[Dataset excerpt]
::::::::

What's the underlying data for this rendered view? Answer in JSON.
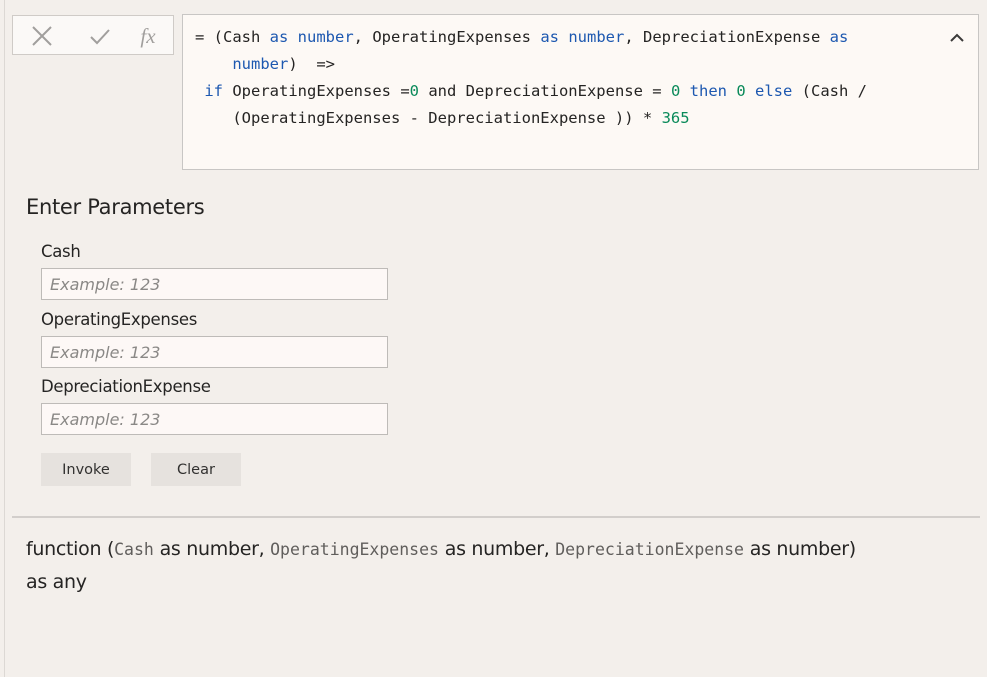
{
  "formula_bar": {
    "cancel_icon": "close-icon",
    "commit_icon": "checkmark-icon",
    "fx_label": "fx",
    "collapse_icon": "chevron-up-icon",
    "lines": [
      [
        {
          "t": "= (Cash ",
          "c": "plain"
        },
        {
          "t": "as",
          "c": "kw"
        },
        {
          "t": " ",
          "c": "plain"
        },
        {
          "t": "number",
          "c": "kw"
        },
        {
          "t": ", OperatingExpenses ",
          "c": "plain"
        },
        {
          "t": "as",
          "c": "kw"
        },
        {
          "t": " ",
          "c": "plain"
        },
        {
          "t": "number",
          "c": "kw"
        },
        {
          "t": ", DepreciationExpense ",
          "c": "plain"
        },
        {
          "t": "as",
          "c": "kw"
        }
      ],
      [
        {
          "t": "    ",
          "c": "plain"
        },
        {
          "t": "number",
          "c": "kw"
        },
        {
          "t": ")  =>",
          "c": "plain"
        }
      ],
      [
        {
          "t": " ",
          "c": "plain"
        },
        {
          "t": "if",
          "c": "kw"
        },
        {
          "t": " OperatingExpenses =",
          "c": "plain"
        },
        {
          "t": "0",
          "c": "num"
        },
        {
          "t": " and DepreciationExpense = ",
          "c": "plain"
        },
        {
          "t": "0",
          "c": "num"
        },
        {
          "t": " ",
          "c": "plain"
        },
        {
          "t": "then",
          "c": "kw"
        },
        {
          "t": " ",
          "c": "plain"
        },
        {
          "t": "0",
          "c": "num"
        },
        {
          "t": " ",
          "c": "plain"
        },
        {
          "t": "else",
          "c": "kw"
        },
        {
          "t": " (Cash /",
          "c": "plain"
        }
      ],
      [
        {
          "t": "    (OperatingExpenses - DepreciationExpense )) * ",
          "c": "plain"
        },
        {
          "t": "365",
          "c": "num"
        }
      ]
    ]
  },
  "parameters": {
    "title": "Enter Parameters",
    "fields": [
      {
        "label": "Cash",
        "placeholder": "Example: 123",
        "value": ""
      },
      {
        "label": "OperatingExpenses",
        "placeholder": "Example: 123",
        "value": ""
      },
      {
        "label": "DepreciationExpense",
        "placeholder": "Example: 123",
        "value": ""
      }
    ],
    "invoke_label": "Invoke",
    "clear_label": "Clear"
  },
  "signature": {
    "prefix": "function (",
    "params": [
      {
        "name": "Cash",
        "type": " as number"
      },
      {
        "name": "OperatingExpenses",
        "type": " as number"
      },
      {
        "name": "DepreciationExpense",
        "type": " as number"
      }
    ],
    "separator": ", ",
    "suffix": ")",
    "return": "as any"
  },
  "colors": {
    "keyword": "#1d58b0",
    "number": "#0a8a5a",
    "background": "#f3efeb"
  }
}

::::::::

§ TASK DETAILS
Reproduce every record above exactly, but leave out the pictures.

§ COMPLETED EXERCISE
What's the underlying data for this rendered view? Answer in JSON.
{
  "formula_bar": {
    "cancel_icon": "close-icon",
    "commit_icon": "checkmark-icon",
    "fx_label": "fx",
    "collapse_icon": "chevron-up-icon",
    "lines": [
      [
        {
          "t": "= (Cash ",
          "c": "plain"
        },
        {
          "t": "as",
          "c": "kw"
        },
        {
          "t": " ",
          "c": "plain"
        },
        {
          "t": "number",
          "c": "kw"
        },
        {
          "t": ", OperatingExpenses ",
          "c": "plain"
        },
        {
          "t": "as",
          "c": "kw"
        },
        {
          "t": " ",
          "c": "plain"
        },
        {
          "t": "number",
          "c": "kw"
        },
        {
          "t": ", DepreciationExpense ",
          "c": "plain"
        },
        {
          "t": "as",
          "c": "kw"
        }
      ],
      [
        {
          "t": "    ",
          "c": "plain"
        },
        {
          "t": "number",
          "c": "kw"
        },
        {
          "t": ")  =>",
          "c": "plain"
        }
      ],
      [
        {
          "t": " ",
          "c": "plain"
        },
        {
          "t": "if",
          "c": "kw"
        },
        {
          "t": " OperatingExpenses =",
          "c": "plain"
        },
        {
          "t": "0",
          "c": "num"
        },
        {
          "t": " and DepreciationExpense = ",
          "c": "plain"
        },
        {
          "t": "0",
          "c": "num"
        },
        {
          "t": " ",
          "c": "plain"
        },
        {
          "t": "then",
          "c": "kw"
        },
        {
          "t": " ",
          "c": "plain"
        },
        {
          "t": "0",
          "c": "num"
        },
        {
          "t": " ",
          "c": "plain"
        },
        {
          "t": "else",
          "c": "kw"
        },
        {
          "t": " (Cash /",
          "c": "plain"
        }
      ],
      [
        {
          "t": "    (OperatingExpenses - DepreciationExpense )) * ",
          "c": "plain"
        },
        {
          "t": "365",
          "c": "num"
        }
      ]
    ]
  },
  "parameters": {
    "title": "Enter Parameters",
    "fields": [
      {
        "label": "Cash",
        "placeholder": "Example: 123",
        "value": ""
      },
      {
        "label": "OperatingExpenses",
        "placeholder": "Example: 123",
        "value": ""
      },
      {
        "label": "DepreciationExpense",
        "placeholder": "Example: 123",
        "value": ""
      }
    ],
    "invoke_label": "Invoke",
    "clear_label": "Clear"
  },
  "signature": {
    "prefix": "function (",
    "params": [
      {
        "name": "Cash",
        "type": " as number"
      },
      {
        "name": "OperatingExpenses",
        "type": " as number"
      },
      {
        "name": "DepreciationExpense",
        "type": " as number"
      }
    ],
    "separator": ", ",
    "suffix": ")",
    "return": "as any"
  },
  "colors": {
    "keyword": "#1d58b0",
    "number": "#0a8a5a",
    "background": "#f3efeb"
  }
}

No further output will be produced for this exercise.